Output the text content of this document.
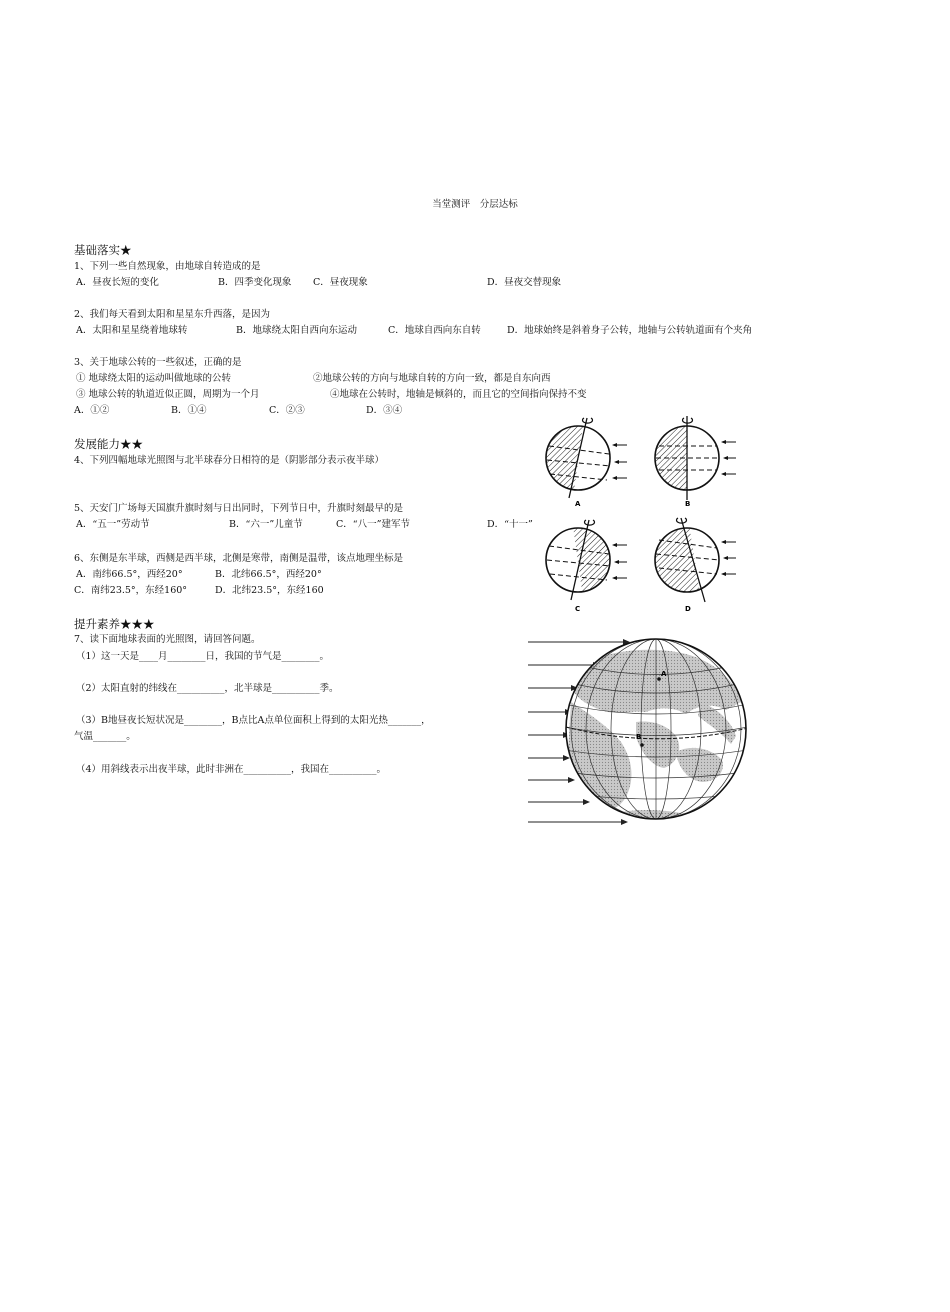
当堂测评　分层达标
基础落实★
1、下列一些自然现象，由地球自转造成的是
A．昼夜长短的变化	B．四季变化现象 C．昼夜现象	D．昼夜交替现象
2、我们每天看到太阳和星星东升西落，是因为
A．太阳和星星绕着地球转	B．地球绕太阳自西向东运动	C．地球自西向东自转	D．地球始终是斜着身子公转，地轴与公转轨道面有个夹角
3、关于地球公转的一些叙述，正确的是
① 地球绕太阳的运动叫做地球的公转	②地球公转的方向与地球自转的方向一致，都是自东向西
③ 地球公转的轨道近似正圆，周期为一个月	④地球在公转时，地轴是倾斜的，而且它的空间指向保持不变
A．①②	B．①④	C．②③	D．③④
发展能力★★
4、下列四幅地球光照图与北半球春分日相符的是（阴影部分表示夜半球）
5、天安门广场每天国旗升旗时刻与日出同时，下列节日中，升旗时刻最早的是
A．“五一”劳动节	B．“六一”儿童节	C．“八一”建军节	D．“十一”
6、东侧是东半球，西侧是西半球，北侧是寒带，南侧是温带，该点地理坐标是
A．南纬66.5°，西经20°	B．北纬66.5°，西经20°
C．南纬23.5°，东经160°	D．北纬23.5°，东经160
提升素养★★★
7、读下面地球表面的光照图，请回答问题。
（1）这一天是____月________日，我国的节气是________。
（2）太阳直射的纬线在__________，北半球是__________季。
（3）B地昼夜长短状况是________，B点比A点单位面积上得到的太阳光热_______，
气温_______。
（4）用斜线表示出夜半球，此时非洲在__________，我国在__________。
A	B
C	D
A
B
+++++
— Do this —
Make an exact copy of every entry above, minus the images.

— Expected output —
Output the text content of this document.
当堂测评　分层达标
基础落实★
1、下列一些自然现象，由地球自转造成的是
A．昼夜长短的变化	B．四季变化现象 C．昼夜现象	D．昼夜交替现象
2、我们每天看到太阳和星星东升西落，是因为
A．太阳和星星绕着地球转	B．地球绕太阳自西向东运动	C．地球自西向东自转	D．地球始终是斜着身子公转，地轴与公转轨道面有个夹角
3、关于地球公转的一些叙述，正确的是
① 地球绕太阳的运动叫做地球的公转	②地球公转的方向与地球自转的方向一致，都是自东向西
③ 地球公转的轨道近似正圆，周期为一个月	④地球在公转时，地轴是倾斜的，而且它的空间指向保持不变
A．①②	B．①④	C．②③	D．③④
发展能力★★
4、下列四幅地球光照图与北半球春分日相符的是（阴影部分表示夜半球）
5、天安门广场每天国旗升旗时刻与日出同时，下列节日中，升旗时刻最早的是
A．“五一”劳动节	B．“六一”儿童节	C．“八一”建军节	D．“十一”
6、东侧是东半球，西侧是西半球，北侧是寒带，南侧是温带，该点地理坐标是
A．南纬66.5°，西经20°	B．北纬66.5°，西经20°
C．南纬23.5°，东经160°	D．北纬23.5°，东经160
提升素养★★★
7、读下面地球表面的光照图，请回答问题。
（1）这一天是____月________日，我国的节气是________。
（2）太阳直射的纬线在__________，北半球是__________季。
（3）B地昼夜长短状况是________，B点比A点单位面积上得到的太阳光热_______，
气温_______。
（4）用斜线表示出夜半球，此时非洲在__________，我国在__________。
A	B
C	D
A
B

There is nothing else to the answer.